» **DO THIS**: Wherever the word "text" appears in a line, extract that line.

» **DATA SHOWN**:

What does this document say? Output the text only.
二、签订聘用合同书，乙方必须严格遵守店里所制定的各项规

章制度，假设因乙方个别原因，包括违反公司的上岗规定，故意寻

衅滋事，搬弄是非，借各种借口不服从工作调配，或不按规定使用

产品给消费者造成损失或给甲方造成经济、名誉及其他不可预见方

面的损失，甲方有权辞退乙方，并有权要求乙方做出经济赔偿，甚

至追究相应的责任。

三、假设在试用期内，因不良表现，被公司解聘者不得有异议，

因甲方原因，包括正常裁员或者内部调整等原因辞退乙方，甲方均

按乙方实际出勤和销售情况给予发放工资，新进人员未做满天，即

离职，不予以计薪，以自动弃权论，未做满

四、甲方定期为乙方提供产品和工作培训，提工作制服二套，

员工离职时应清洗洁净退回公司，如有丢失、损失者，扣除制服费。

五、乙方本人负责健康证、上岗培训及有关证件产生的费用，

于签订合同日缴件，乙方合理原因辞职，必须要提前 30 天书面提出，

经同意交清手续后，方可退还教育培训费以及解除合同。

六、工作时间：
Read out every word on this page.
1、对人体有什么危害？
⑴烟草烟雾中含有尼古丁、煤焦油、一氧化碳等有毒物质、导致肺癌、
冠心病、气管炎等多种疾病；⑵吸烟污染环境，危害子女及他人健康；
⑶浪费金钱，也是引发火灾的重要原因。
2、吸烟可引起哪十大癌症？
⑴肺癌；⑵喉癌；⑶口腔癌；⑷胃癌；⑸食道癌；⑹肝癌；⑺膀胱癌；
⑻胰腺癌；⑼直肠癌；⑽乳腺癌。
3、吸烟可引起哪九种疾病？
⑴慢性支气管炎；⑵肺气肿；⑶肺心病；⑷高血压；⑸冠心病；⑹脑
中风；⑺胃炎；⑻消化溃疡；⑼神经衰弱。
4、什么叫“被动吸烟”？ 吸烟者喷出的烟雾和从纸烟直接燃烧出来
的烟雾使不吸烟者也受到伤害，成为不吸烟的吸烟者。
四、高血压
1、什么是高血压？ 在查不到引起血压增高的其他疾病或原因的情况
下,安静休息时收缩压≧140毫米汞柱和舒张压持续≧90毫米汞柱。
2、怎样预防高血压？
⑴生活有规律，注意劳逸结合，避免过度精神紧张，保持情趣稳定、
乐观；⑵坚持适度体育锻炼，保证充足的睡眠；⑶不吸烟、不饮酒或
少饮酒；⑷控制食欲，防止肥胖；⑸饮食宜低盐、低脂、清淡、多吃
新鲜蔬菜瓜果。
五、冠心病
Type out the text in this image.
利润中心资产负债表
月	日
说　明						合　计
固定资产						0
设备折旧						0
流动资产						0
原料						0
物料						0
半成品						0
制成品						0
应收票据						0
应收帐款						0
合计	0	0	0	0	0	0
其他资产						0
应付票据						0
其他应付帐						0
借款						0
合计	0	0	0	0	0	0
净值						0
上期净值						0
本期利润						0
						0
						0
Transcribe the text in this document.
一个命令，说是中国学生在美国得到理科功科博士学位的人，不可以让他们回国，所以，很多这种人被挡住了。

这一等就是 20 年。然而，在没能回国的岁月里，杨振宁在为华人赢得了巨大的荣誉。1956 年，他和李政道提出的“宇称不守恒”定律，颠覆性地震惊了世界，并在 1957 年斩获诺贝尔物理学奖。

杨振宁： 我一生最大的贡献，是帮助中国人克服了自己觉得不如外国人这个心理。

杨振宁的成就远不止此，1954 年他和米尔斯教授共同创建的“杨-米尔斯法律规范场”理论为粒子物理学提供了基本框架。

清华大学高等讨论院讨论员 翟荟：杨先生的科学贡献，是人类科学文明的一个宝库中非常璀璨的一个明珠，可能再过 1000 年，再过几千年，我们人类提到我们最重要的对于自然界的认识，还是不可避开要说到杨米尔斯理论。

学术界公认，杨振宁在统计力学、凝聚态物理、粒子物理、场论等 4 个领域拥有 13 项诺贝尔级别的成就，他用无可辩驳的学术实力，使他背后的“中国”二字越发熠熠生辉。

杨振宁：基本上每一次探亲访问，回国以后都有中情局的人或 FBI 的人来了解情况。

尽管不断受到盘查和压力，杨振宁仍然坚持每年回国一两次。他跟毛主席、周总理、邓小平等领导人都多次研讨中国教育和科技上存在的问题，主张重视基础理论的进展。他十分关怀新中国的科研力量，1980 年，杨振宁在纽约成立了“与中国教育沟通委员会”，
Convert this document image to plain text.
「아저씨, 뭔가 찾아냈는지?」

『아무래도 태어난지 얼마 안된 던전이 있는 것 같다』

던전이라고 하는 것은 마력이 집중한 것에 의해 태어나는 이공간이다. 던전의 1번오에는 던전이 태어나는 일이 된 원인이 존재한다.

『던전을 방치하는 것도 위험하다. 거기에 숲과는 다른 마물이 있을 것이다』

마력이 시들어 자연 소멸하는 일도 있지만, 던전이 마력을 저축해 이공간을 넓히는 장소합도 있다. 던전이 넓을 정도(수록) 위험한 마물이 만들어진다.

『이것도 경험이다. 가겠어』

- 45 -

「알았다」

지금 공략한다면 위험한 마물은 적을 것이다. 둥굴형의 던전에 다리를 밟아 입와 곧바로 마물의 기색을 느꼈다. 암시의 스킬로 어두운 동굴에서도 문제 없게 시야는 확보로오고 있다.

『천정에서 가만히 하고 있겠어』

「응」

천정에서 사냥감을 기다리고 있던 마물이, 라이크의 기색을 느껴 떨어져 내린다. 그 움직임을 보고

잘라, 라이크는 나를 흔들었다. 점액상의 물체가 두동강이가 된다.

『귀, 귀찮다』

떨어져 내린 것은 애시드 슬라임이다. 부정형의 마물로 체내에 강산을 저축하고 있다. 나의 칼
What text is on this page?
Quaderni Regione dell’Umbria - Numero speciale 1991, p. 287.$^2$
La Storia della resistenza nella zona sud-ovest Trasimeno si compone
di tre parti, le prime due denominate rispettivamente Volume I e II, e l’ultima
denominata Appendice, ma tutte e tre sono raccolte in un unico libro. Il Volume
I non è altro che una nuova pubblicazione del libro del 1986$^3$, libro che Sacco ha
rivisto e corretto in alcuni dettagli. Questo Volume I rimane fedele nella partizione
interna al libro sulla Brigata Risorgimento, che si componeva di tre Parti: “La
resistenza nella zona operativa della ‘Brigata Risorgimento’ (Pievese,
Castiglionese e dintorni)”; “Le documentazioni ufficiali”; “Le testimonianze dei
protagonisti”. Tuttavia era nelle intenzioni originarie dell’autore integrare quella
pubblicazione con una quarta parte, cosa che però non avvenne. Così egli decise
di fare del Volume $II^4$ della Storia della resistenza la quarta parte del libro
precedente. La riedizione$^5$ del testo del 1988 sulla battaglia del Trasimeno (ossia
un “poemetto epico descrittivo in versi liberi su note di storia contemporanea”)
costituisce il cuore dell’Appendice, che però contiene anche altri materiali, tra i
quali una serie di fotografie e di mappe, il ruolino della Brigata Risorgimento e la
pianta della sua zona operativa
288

» **FULL SOLUTION**:
What does this document say? Output the text only.
Type out the text in this image.
Transcribe the text in this document.
Convert this document image to plain text.
What text is on this page?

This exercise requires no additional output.